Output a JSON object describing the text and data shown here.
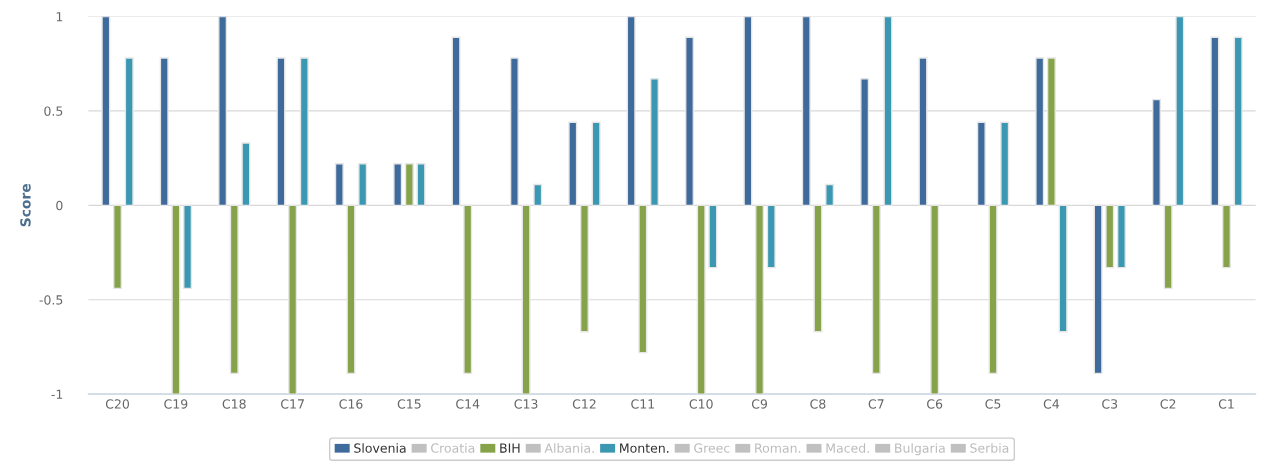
{
  "chart_data": {
    "type": "bar",
    "ylabel": "Score",
    "categories": [
      "C20",
      "C19",
      "C18",
      "C17",
      "C16",
      "C15",
      "C14",
      "C13",
      "C12",
      "C11",
      "C10",
      "C9",
      "C8",
      "C7",
      "C6",
      "C5",
      "C4",
      "C3",
      "C2",
      "C1"
    ],
    "series": [
      {
        "name": "Slovenia",
        "color": "#3f6a9c",
        "values": [
          1,
          0.78,
          1,
          0.78,
          0.22,
          0.22,
          0.89,
          0.78,
          0.44,
          1,
          0.89,
          1,
          1,
          0.67,
          0.78,
          0.44,
          0.78,
          -0.89,
          0.56,
          0.89
        ]
      },
      {
        "name": "Croatia",
        "color": "#c0c0c0",
        "values": [
          null,
          null,
          null,
          null,
          null,
          null,
          null,
          null,
          null,
          null,
          null,
          null,
          null,
          null,
          null,
          null,
          null,
          null,
          null,
          null
        ]
      },
      {
        "name": "BIH",
        "color": "#87a34a",
        "values": [
          -0.44,
          -1,
          -0.89,
          -1,
          -0.89,
          0.22,
          -0.89,
          -1,
          -0.67,
          -0.78,
          -1,
          -1,
          -0.67,
          -0.89,
          -1,
          -0.89,
          0.78,
          -0.33,
          -0.44,
          -0.33
        ]
      },
      {
        "name": "Albania.",
        "color": "#c0c0c0",
        "values": [
          null,
          null,
          null,
          null,
          null,
          null,
          null,
          null,
          null,
          null,
          null,
          null,
          null,
          null,
          null,
          null,
          null,
          null,
          null,
          null
        ]
      },
      {
        "name": "Monten.",
        "color": "#3a98b3",
        "values": [
          0.78,
          -0.44,
          0.33,
          0.78,
          0.22,
          0.22,
          null,
          0.11,
          0.44,
          0.67,
          -0.33,
          -0.33,
          0.11,
          1,
          null,
          0.44,
          -0.67,
          -0.33,
          1,
          0.89
        ]
      },
      {
        "name": "Greec",
        "color": "#c0c0c0",
        "values": [
          null,
          null,
          null,
          null,
          null,
          null,
          null,
          null,
          null,
          null,
          null,
          null,
          null,
          null,
          null,
          null,
          null,
          null,
          null,
          null
        ]
      },
      {
        "name": "Roman.",
        "color": "#c0c0c0",
        "values": [
          null,
          null,
          null,
          null,
          null,
          null,
          null,
          null,
          null,
          null,
          null,
          null,
          null,
          null,
          null,
          null,
          null,
          null,
          null,
          null
        ]
      },
      {
        "name": "Maced.",
        "color": "#c0c0c0",
        "values": [
          null,
          null,
          null,
          null,
          null,
          null,
          null,
          null,
          null,
          null,
          null,
          null,
          null,
          null,
          null,
          null,
          null,
          null,
          null,
          null
        ]
      },
      {
        "name": "Bulgaria",
        "color": "#c0c0c0",
        "values": [
          null,
          null,
          null,
          null,
          null,
          null,
          null,
          null,
          null,
          null,
          null,
          null,
          null,
          null,
          null,
          null,
          null,
          null,
          null,
          null
        ]
      },
      {
        "name": "Serbia",
        "color": "#c0c0c0",
        "values": [
          null,
          null,
          null,
          null,
          null,
          null,
          null,
          null,
          null,
          null,
          null,
          null,
          null,
          null,
          null,
          null,
          null,
          null,
          null,
          null
        ]
      }
    ],
    "ylim": [
      -1,
      1
    ],
    "yticks": [
      -1,
      -0.5,
      0,
      0.5,
      1
    ],
    "grid": "y",
    "legend": "bottom"
  }
}
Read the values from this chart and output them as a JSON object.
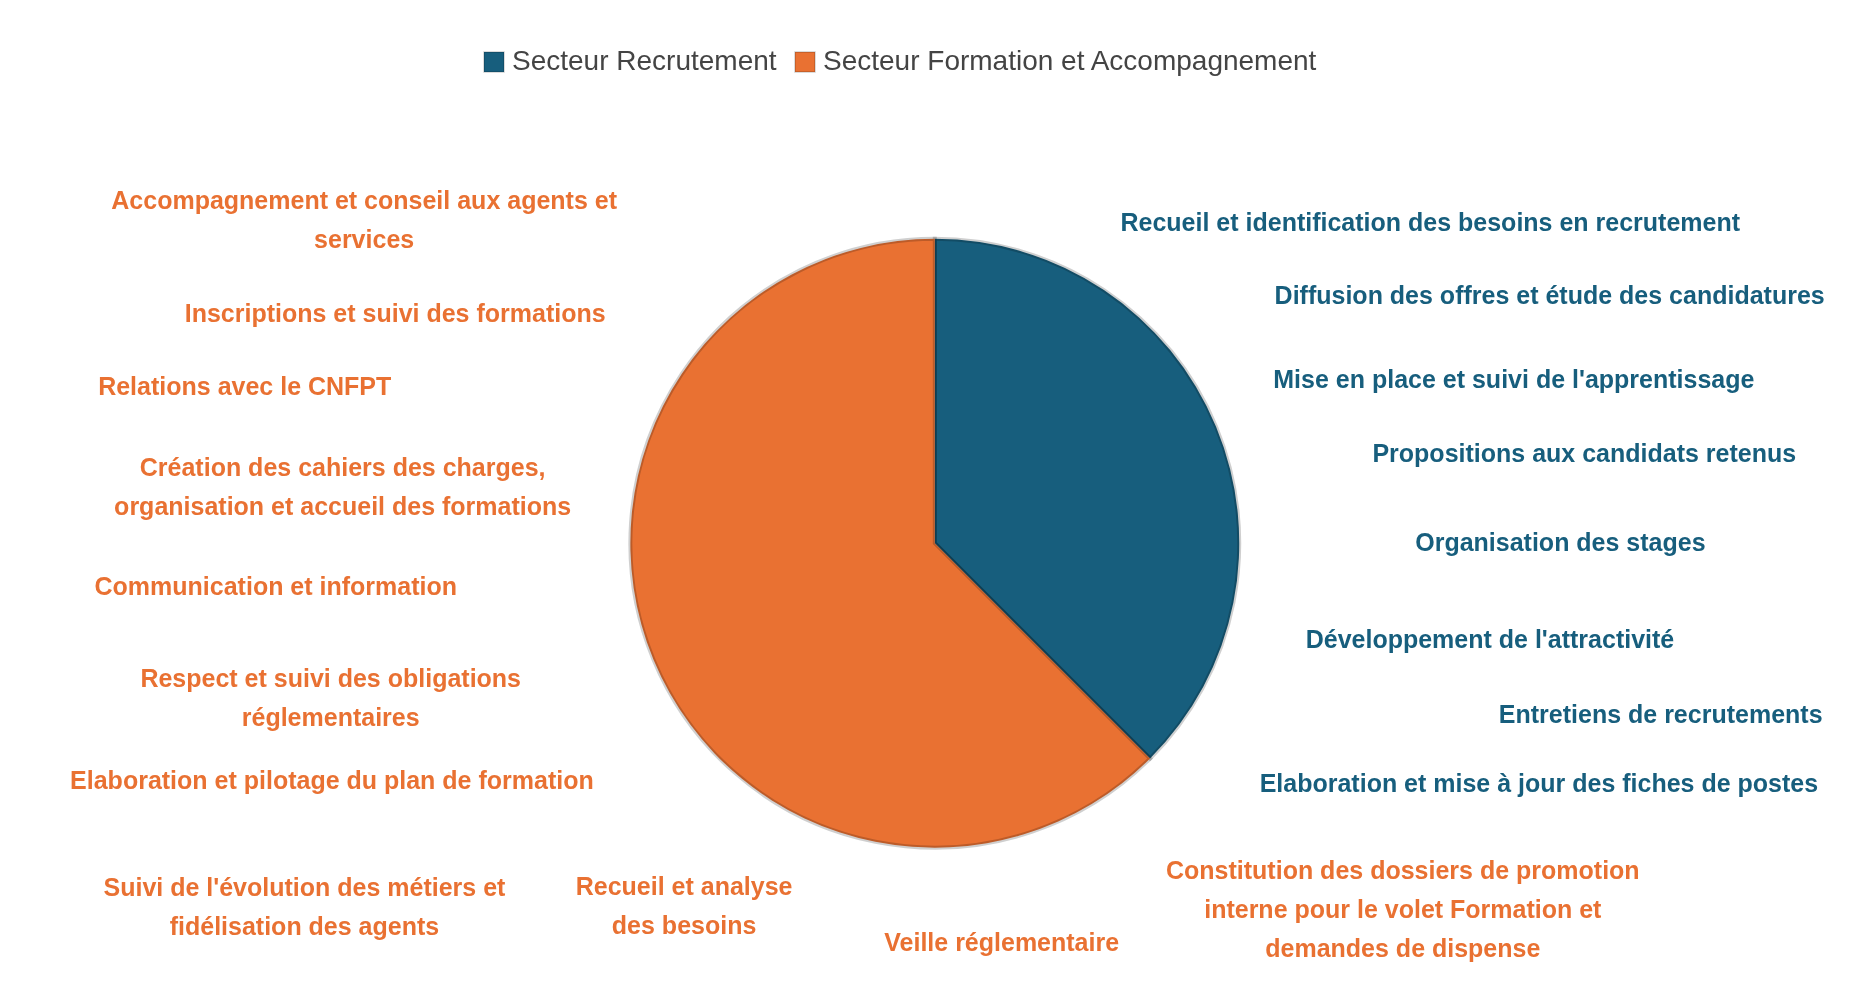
{
  "chart_data": {
    "type": "pie",
    "categories": [
      "Secteur Recrutement",
      "Secteur Formation et Accompagnement"
    ],
    "values": [
      37.5,
      62.5
    ],
    "colors": [
      "#175e7d",
      "#e97132"
    ],
    "legend": "top",
    "annotations": [
      "Recueil et identification des besoins en recrutement",
      "Diffusion des offres et étude des candidatures",
      "Mise en place et suivi de l'apprentissage",
      "Propositions aux candidats retenus",
      "Organisation des stages",
      "Développement de l'attractivité",
      "Entretiens de recrutements",
      "Elaboration et mise à jour des fiches de postes",
      "Accompagnement et conseil aux agents et\nservices",
      "Inscriptions et suivi des formations",
      "Relations avec le CNFPT",
      "Création des cahiers des charges,\norganisation et accueil des formations",
      "Communication et information",
      "Respect et suivi des obligations\nréglementaires",
      "Elaboration et pilotage du plan de formation",
      "Suivi de l'évolution des métiers et\nfidélisation des agents",
      "Recueil et analyse\ndes besoins",
      "Veille réglementaire",
      "Constitution des dossiers de promotion\ninterne pour le volet Formation et\ndemandes de dispense"
    ]
  }
}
******
▸ **Your instructions**
Your copy should match the entries exactly, minus the pictures.

▸ **Response to the task**
Output a JSON object describing the text and data shown here.
{
  "chart_data": {
    "type": "bar",
    "ylabel": "Score",
    "categories": [
      "C20",
      "C19",
      "C18",
      "C17",
      "C16",
      "C15",
      "C14",
      "C13",
      "C12",
      "C11",
      "C10",
      "C9",
      "C8",
      "C7",
      "C6",
      "C5",
      "C4",
      "C3",
      "C2",
      "C1"
    ],
    "series": [
      {
        "name": "Slovenia",
        "color": "#3f6a9c",
        "values": [
          1,
          0.78,
          1,
          0.78,
          0.22,
          0.22,
          0.89,
          0.78,
          0.44,
          1,
          0.89,
          1,
          1,
          0.67,
          0.78,
          0.44,
          0.78,
          -0.89,
          0.56,
          0.89
        ]
      },
      {
        "name": "Croatia",
        "color": "#c0c0c0",
        "values": [
          null,
          null,
          null,
          null,
          null,
          null,
          null,
          null,
          null,
          null,
          null,
          null,
          null,
          null,
          null,
          null,
          null,
          null,
          null,
          null
        ]
      },
      {
        "name": "BIH",
        "color": "#87a34a",
        "values": [
          -0.44,
          -1,
          -0.89,
          -1,
          -0.89,
          0.22,
          -0.89,
          -1,
          -0.67,
          -0.78,
          -1,
          -1,
          -0.67,
          -0.89,
          -1,
          -0.89,
          0.78,
          -0.33,
          -0.44,
          -0.33
        ]
      },
      {
        "name": "Albania.",
        "color": "#c0c0c0",
        "values": [
          null,
          null,
          null,
          null,
          null,
          null,
          null,
          null,
          null,
          null,
          null,
          null,
          null,
          null,
          null,
          null,
          null,
          null,
          null,
          null
        ]
      },
      {
        "name": "Monten.",
        "color": "#3a98b3",
        "values": [
          0.78,
          -0.44,
          0.33,
          0.78,
          0.22,
          0.22,
          null,
          0.11,
          0.44,
          0.67,
          -0.33,
          -0.33,
          0.11,
          1,
          null,
          0.44,
          -0.67,
          -0.33,
          1,
          0.89
        ]
      },
      {
        "name": "Greec",
        "color": "#c0c0c0",
        "values": [
          null,
          null,
          null,
          null,
          null,
          null,
          null,
          null,
          null,
          null,
          null,
          null,
          null,
          null,
          null,
          null,
          null,
          null,
          null,
          null
        ]
      },
      {
        "name": "Roman.",
        "color": "#c0c0c0",
        "values": [
          null,
          null,
          null,
          null,
          null,
          null,
          null,
          null,
          null,
          null,
          null,
          null,
          null,
          null,
          null,
          null,
          null,
          null,
          null,
          null
        ]
      },
      {
        "name": "Maced.",
        "color": "#c0c0c0",
        "values": [
          null,
          null,
          null,
          null,
          null,
          null,
          null,
          null,
          null,
          null,
          null,
          null,
          null,
          null,
          null,
          null,
          null,
          null,
          null,
          null
        ]
      },
      {
        "name": "Bulgaria",
        "color": "#c0c0c0",
        "values": [
          null,
          null,
          null,
          null,
          null,
          null,
          null,
          null,
          null,
          null,
          null,
          null,
          null,
          null,
          null,
          null,
          null,
          null,
          null,
          null
        ]
      },
      {
        "name": "Serbia",
        "color": "#c0c0c0",
        "values": [
          null,
          null,
          null,
          null,
          null,
          null,
          null,
          null,
          null,
          null,
          null,
          null,
          null,
          null,
          null,
          null,
          null,
          null,
          null,
          null
        ]
      }
    ],
    "ylim": [
      -1,
      1
    ],
    "yticks": [
      -1,
      -0.5,
      0,
      0.5,
      1
    ],
    "grid": "y",
    "legend": "bottom"
  }
}
Read the values from this chart and output them as a JSON object.
{
  "chart_data": {
    "type": "pie",
    "categories": [
      "Secteur Recrutement",
      "Secteur Formation et Accompagnement"
    ],
    "values": [
      37.5,
      62.5
    ],
    "colors": [
      "#175e7d",
      "#e97132"
    ],
    "legend": "top",
    "annotations": [
      "Recueil et identification des besoins en recrutement",
      "Diffusion des offres et étude des candidatures",
      "Mise en place et suivi de l'apprentissage",
      "Propositions aux candidats retenus",
      "Organisation des stages",
      "Développement de l'attractivité",
      "Entretiens de recrutements",
      "Elaboration et mise à jour des fiches de postes",
      "Accompagnement et conseil aux agents et\nservices",
      "Inscriptions et suivi des formations",
      "Relations avec le CNFPT",
      "Création des cahiers des charges,\norganisation et accueil des formations",
      "Communication et information",
      "Respect et suivi des obligations\nréglementaires",
      "Elaboration et pilotage du plan de formation",
      "Suivi de l'évolution des métiers et\nfidélisation des agents",
      "Recueil et analyse\ndes besoins",
      "Veille réglementaire",
      "Constitution des dossiers de promotion\ninterne pour le volet Formation et\ndemandes de dispense"
    ]
  }
}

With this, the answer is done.